_Exercise requirements_
Skip every picture and transcribe the remaining material exactly.
== Given records ==
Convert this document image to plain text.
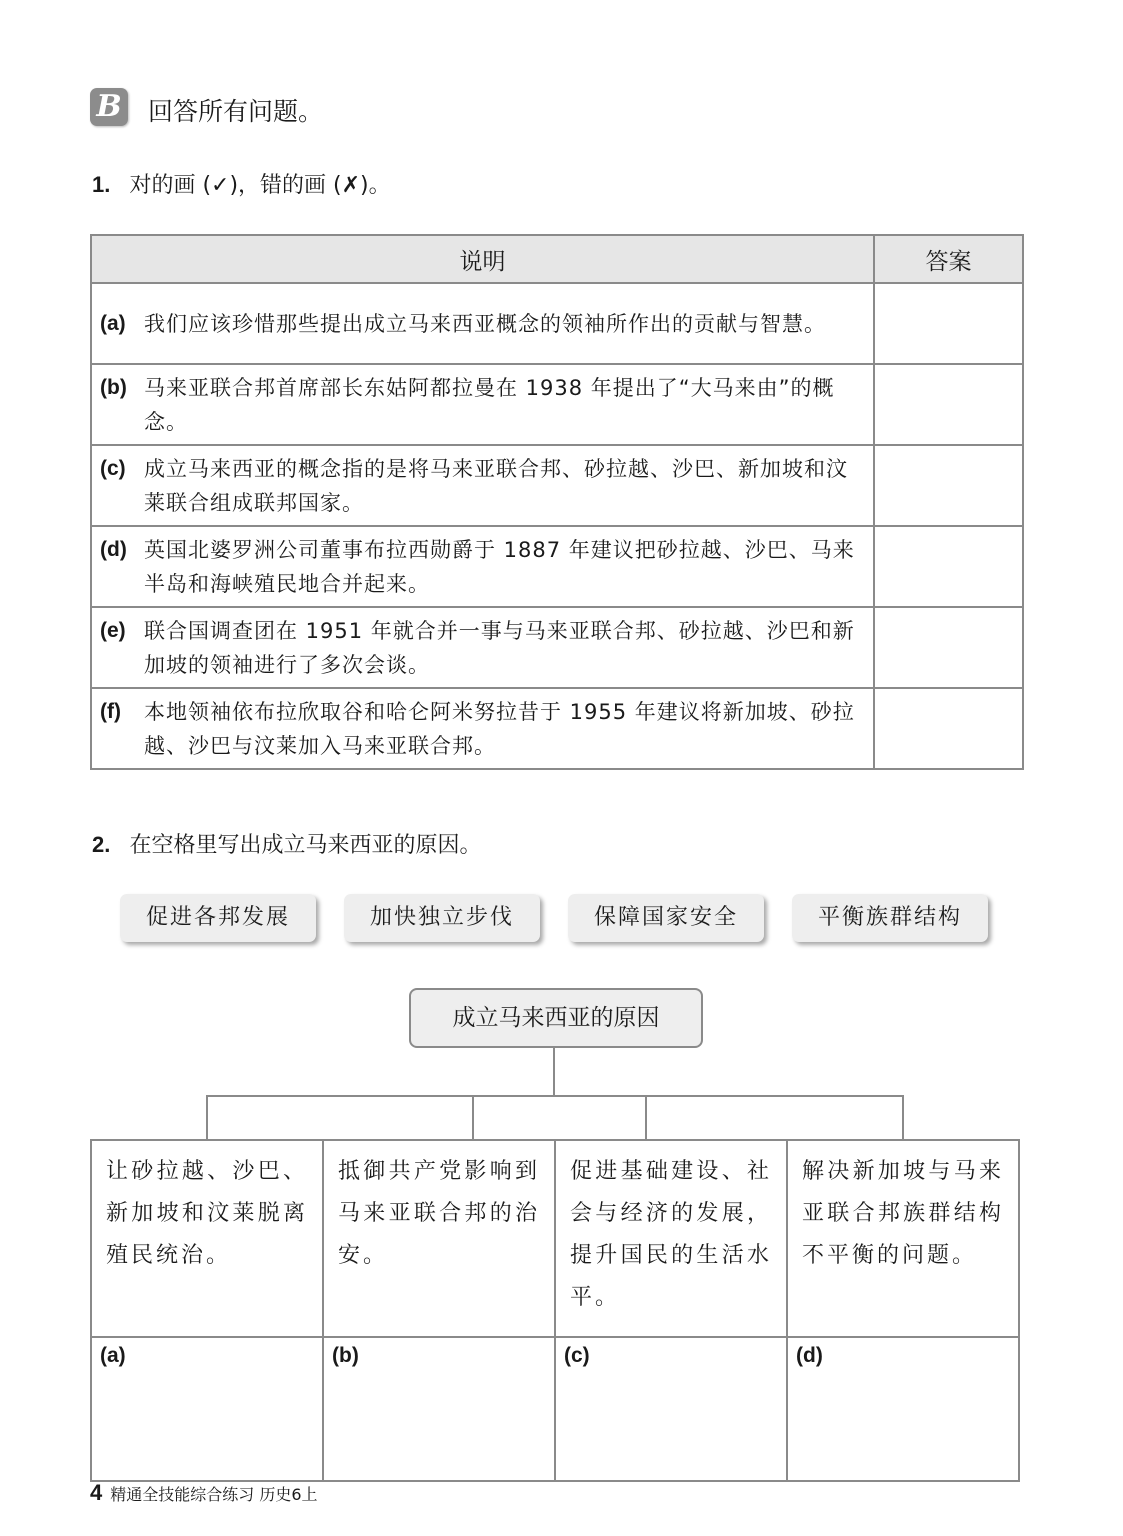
B 回答所有问题。
1. 对的画 (✓)，错的画 (✗)。
说明	答案

(a) 我们应该珍惜那些提出成立马来西亚概念的领袖所作出的贡献与智慧。	

(b) 马来亚联合邦首席部长东姑阿都拉曼在 1938 年提出了“大马来由”的概念。	

(c) 成立马来西亚的概念指的是将马来亚联合邦、砂拉越、沙巴、新加坡和汶莱联合组成联邦国家。	

(d) 英国北婆罗洲公司董事布拉西勋爵于 1887 年建议把砂拉越、沙巴、马来半岛和海峡殖民地合并起来。	

(e) 联合国调查团在 1951 年就合并一事与马来亚联合邦、砂拉越、沙巴和新加坡的领袖进行了多次会谈。	

(f) 本地领袖依布拉欣取谷和哈仑阿米努拉昔于 1955 年建议将新加坡、砂拉越、沙巴与汶莱加入马来亚联合邦。	

2. 在空格里写出成立马来西亚的原因。
促进各邦发展	加快独立步伐	保障国家安全	平衡族群结构
成立马来西亚的原因
让砂拉越、沙巴、新加坡和汶莱脱离殖民统治。	抵御共产党影响到马来亚联合邦的治安。	促进基础建设、社会与经济的发展，提升国民的生活水平。	解决新加坡与马来亚联合邦族群结构不平衡的问题。
(a)	(b)	(c)	(d)
4 精通全技能综合练习 历史6上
===
_Solution to this exercise_
Convert this document image to plain text.
B 回答所有问题。
1. 对的画 (✓)，错的画 (✗)。
说明	答案

(a) 我们应该珍惜那些提出成立马来西亚概念的领袖所作出的贡献与智慧。	

(b) 马来亚联合邦首席部长东姑阿都拉曼在 1938 年提出了“大马来由”的概念。	

(c) 成立马来西亚的概念指的是将马来亚联合邦、砂拉越、沙巴、新加坡和汶莱联合组成联邦国家。	

(d) 英国北婆罗洲公司董事布拉西勋爵于 1887 年建议把砂拉越、沙巴、马来半岛和海峡殖民地合并起来。	

(e) 联合国调查团在 1951 年就合并一事与马来亚联合邦、砂拉越、沙巴和新加坡的领袖进行了多次会谈。	

(f) 本地领袖依布拉欣取谷和哈仑阿米努拉昔于 1955 年建议将新加坡、砂拉越、沙巴与汶莱加入马来亚联合邦。	

2. 在空格里写出成立马来西亚的原因。
促进各邦发展	加快独立步伐	保障国家安全	平衡族群结构
成立马来西亚的原因
让砂拉越、沙巴、新加坡和汶莱脱离殖民统治。	抵御共产党影响到马来亚联合邦的治安。	促进基础建设、社会与经济的发展，提升国民的生活水平。	解决新加坡与马来亚联合邦族群结构不平衡的问题。
(a)	(b)	(c)	(d)
4 精通全技能综合练习 历史6上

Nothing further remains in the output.